(SOURCE TEXT):
%%

She had mixed feelings about the process. Some of the books she disliked reading, she said, while others felt like a waste of time because they were clearly appropriate for students. Alidon said the majority of books she reviewed because of formal objections or internal reconsiderations stayed on the shelves – although the Post found that the Katy district banned two-thirds of the 18 books that drew formal challenges in the 2021-2022 school year.

“I do feel like sometimes we did catch something that shouldn’t have been available for elementary-schoolers,” Alidon said. “I can only think of one that I didn’t like: It had the f-bomb and I knew my students would flip out. Parents would flip out.”

Other school librarians called book reviews a morale-sapping distraction. Sheila Michaels, a school librarian in Missouri’s Nixa School District near Springfield, said she spent two years – starting in fall 2021 – working on 15 formal parental challenges to books. The objections required the formation of five committees.

She and a fellow librarian read or reread each title. Every book absorbed about 20 hours of her time as she studied the text, looked up professional commentary and reviewed the school policies. All that impinged on her ability to do the rest of her job – from book ordering to library events to book displays – and cut into her family time, she said.

“It was a mess. We weren’t equipped to handle it. No one is,” Michaels said. “I would describe those two years as a complete professional nightmare.”

She said most review committees, made up of administrators, community members, teachers and librarians, opted to limit access to titles. A Post analysis of the 2021-2022 book challenges in the Nixa district shows that 64% of the 28 objections ended with school officials mandating parents’ permission for a student to read the book.

Requiring parental sign-off is one of the two most common forms of book restriction, the Post found. The most common is limiting access to high-schoolers: That was the case in 46% of the 151 book restriction cases the Post tracked. Twenty-six percent of restricted titles were made available only with the permission of parents. Nine percent were limited to middle-schoolers and above.

%%

(SHORT TASK 1):
Put the rows of Block 1 into a Markdown table with two columns, Index for the row number and Entry for the row itself, leaving out any blank lines. Begin at the row that has "create-content-type-button[interactable]: Créer un" and stop after the row that has "icon-select[interactable]: ShoppingBag [84, 431, 958, 471]".

(INPUT):

%%

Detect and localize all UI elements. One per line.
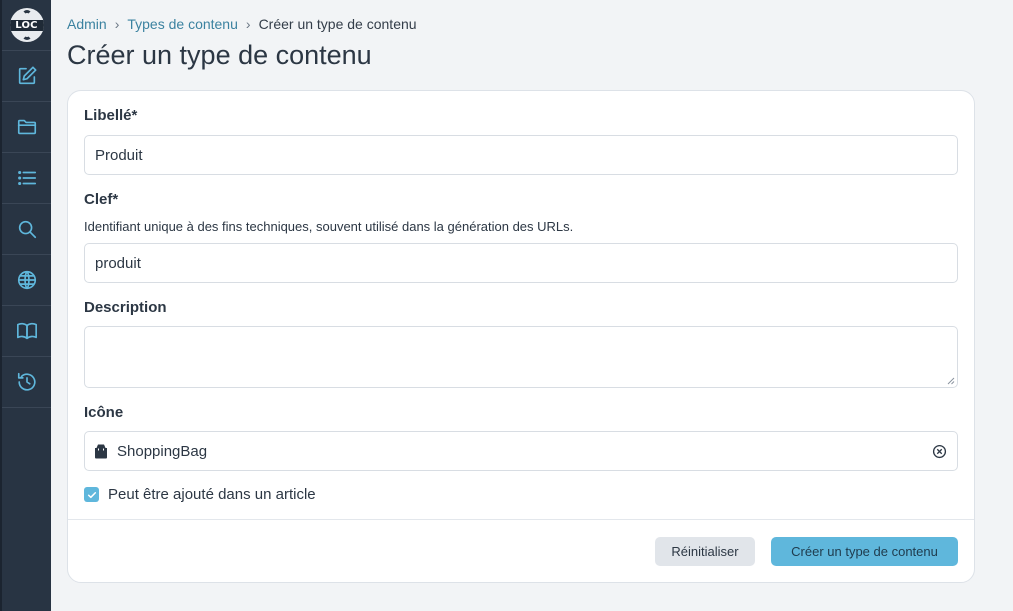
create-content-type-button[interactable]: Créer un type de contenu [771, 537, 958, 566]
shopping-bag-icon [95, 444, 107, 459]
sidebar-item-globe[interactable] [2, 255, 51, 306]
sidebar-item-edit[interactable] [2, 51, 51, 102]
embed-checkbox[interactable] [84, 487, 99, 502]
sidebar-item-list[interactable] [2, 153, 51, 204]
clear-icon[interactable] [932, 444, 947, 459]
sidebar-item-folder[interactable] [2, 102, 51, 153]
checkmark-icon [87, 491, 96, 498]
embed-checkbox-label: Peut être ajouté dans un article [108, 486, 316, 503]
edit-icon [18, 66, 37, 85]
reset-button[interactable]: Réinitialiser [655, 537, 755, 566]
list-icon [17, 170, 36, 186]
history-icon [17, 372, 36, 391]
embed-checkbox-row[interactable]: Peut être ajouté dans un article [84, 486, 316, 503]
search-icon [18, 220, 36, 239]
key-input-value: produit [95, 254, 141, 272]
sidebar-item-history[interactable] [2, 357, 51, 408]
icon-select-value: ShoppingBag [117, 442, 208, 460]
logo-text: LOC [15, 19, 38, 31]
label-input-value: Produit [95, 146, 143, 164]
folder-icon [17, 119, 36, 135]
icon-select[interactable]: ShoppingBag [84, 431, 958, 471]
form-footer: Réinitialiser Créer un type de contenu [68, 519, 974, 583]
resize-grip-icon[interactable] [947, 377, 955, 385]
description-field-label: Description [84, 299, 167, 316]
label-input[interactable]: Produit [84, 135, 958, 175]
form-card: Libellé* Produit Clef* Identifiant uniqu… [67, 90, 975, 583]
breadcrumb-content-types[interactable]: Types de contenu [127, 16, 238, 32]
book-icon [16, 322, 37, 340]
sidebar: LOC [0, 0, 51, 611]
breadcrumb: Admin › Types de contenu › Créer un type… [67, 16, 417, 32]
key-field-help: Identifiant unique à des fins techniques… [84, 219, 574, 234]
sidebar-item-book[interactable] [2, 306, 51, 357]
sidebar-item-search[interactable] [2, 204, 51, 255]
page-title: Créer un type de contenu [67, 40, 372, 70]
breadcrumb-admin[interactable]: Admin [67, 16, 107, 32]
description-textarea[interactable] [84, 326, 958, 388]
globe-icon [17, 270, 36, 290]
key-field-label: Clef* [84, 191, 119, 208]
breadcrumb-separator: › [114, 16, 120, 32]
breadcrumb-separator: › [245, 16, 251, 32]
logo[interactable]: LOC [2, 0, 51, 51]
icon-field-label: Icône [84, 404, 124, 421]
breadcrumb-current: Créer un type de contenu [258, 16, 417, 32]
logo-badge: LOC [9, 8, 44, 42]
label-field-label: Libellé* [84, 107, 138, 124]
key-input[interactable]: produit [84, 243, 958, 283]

%%

(SHORT TASK 2):
Continue the article about school librarians and book challenges, picking up right after its last paragraph.

(WRITTEN RESPONSE 1):
| Index | Entry |
|---|---|
| 1 | create-content-type-button[interactable]: Créer un type de contenu [771, 537, 958, 566] |
| 2 | shopping-bag-icon [95, 444, 107, 459] |
| 3 | sidebar-item-globe[interactable] [2, 255, 51, 306] |
| 4 | sidebar-item-edit[interactable] [2, 51, 51, 102] |
| 5 | embed-checkbox[interactable] [84, 487, 99, 502] |
| 6 | sidebar-item-list[interactable] [2, 153, 51, 204] |
| 7 | clear-icon[interactable] [932, 444, 947, 459] |
| 8 | sidebar-item-folder[interactable] [2, 102, 51, 153] |
| 9 | checkmark-icon [87, 491, 96, 498] |
| 10 | embed-checkbox-label: Peut être ajouté dans un article [108, 486, 316, 503] |
| 11 | edit-icon [18, 66, 37, 85] |
| 12 | reset-button[interactable]: Réinitialiser [655, 537, 755, 566] |
| 13 | list-icon [17, 170, 36, 186] |
| 14 | history-icon [17, 372, 36, 391] |
| 15 | embed-checkbox-row[interactable]: Peut être ajouté dans un article [84, 486, 316, 503] |
| 16 | search-icon [18, 220, 36, 239] |
| 17 | key-input-value: produit [95, 254, 141, 272] |
| 18 | sidebar-item-history[interactable] [2, 357, 51, 408] |
| 19 | icon-select-value: ShoppingBag [117, 442, 208, 460] |
| 20 | logo-text: LOC [15, 19, 38, 31] |
| 21 | label-input-value: Produit [95, 146, 143, 164] |
| 22 | folder-icon [17, 119, 36, 135] |
| 23 | icon-select[interactable]: ShoppingBag [84, 431, 958, 471] |

(WRITTEN RESPONSE 2):
These types of restriction can function like bans, experts warned. Oltmann, the University of Kentucky library science professor, called age restrictions “a way of de facto removing access, because no middle-schooler is going to go to the high school library” to find a restricted book. She added that some students will not feel safe asking their parents for permission to read a restricted book.

Worse, students will never discover these books in the first place, said Jean Darnell, a school librarian who serves as chair of the intellectual freedom committee at the Texas Library Association. She noted that school districts often place books requiring parental permission in a special, hidden section of the library, tucking them behind a desk or in someone’s office.

“Usually, students make their own choice based on what they see in front of them or based on what is displayed in the library,” Darnell said. “If they don’t know of it, how do they know to ask to check it out?”

What happens after a book is banned?

Of the 140 fully banned books in The Post’s analysis, 41% featured LGBTQ individuals or storylines. Books by and about people of color, or dealing with race and racism, made up 10% of banned books.

LGBTQ titles also made up a sizable percentage of books that were just restricted: nearly one-third, or 28%. Books with authors or subjects of color made up 31% of restricted books. And LGBTQ books were 20% more likely to be unavailable before drawing a challenge. (The Post previously found that 43 percent of 2021-2022 school challenges targeted LGBTQ books, while 36 percent targeted books dealing with race.)

The overrepresentation of these books in challenges and removals means that LGBTQ students and students of color will suffer, said Sam Helmick, president of the Iowa Library Association.

“And all students will learn that ideas and speech are things to fear and avoid,” Helmick said.

The Post’s analysis of challenge outcomes fails to account for informal book removals, which do not stem from objections but which are also soaring, said Kathy Lester, a board member of the Michigan Association of School Librarians. The Post previously reported that school administrators nationwide are secretly yanking books before they can be challenged.

Lester said that, starting in the summer of 2022, she began hearing from librarians in dozens of districts about formal book challenges – and from dozens of librarians elsewhere about more insidious, surreptitious book culling.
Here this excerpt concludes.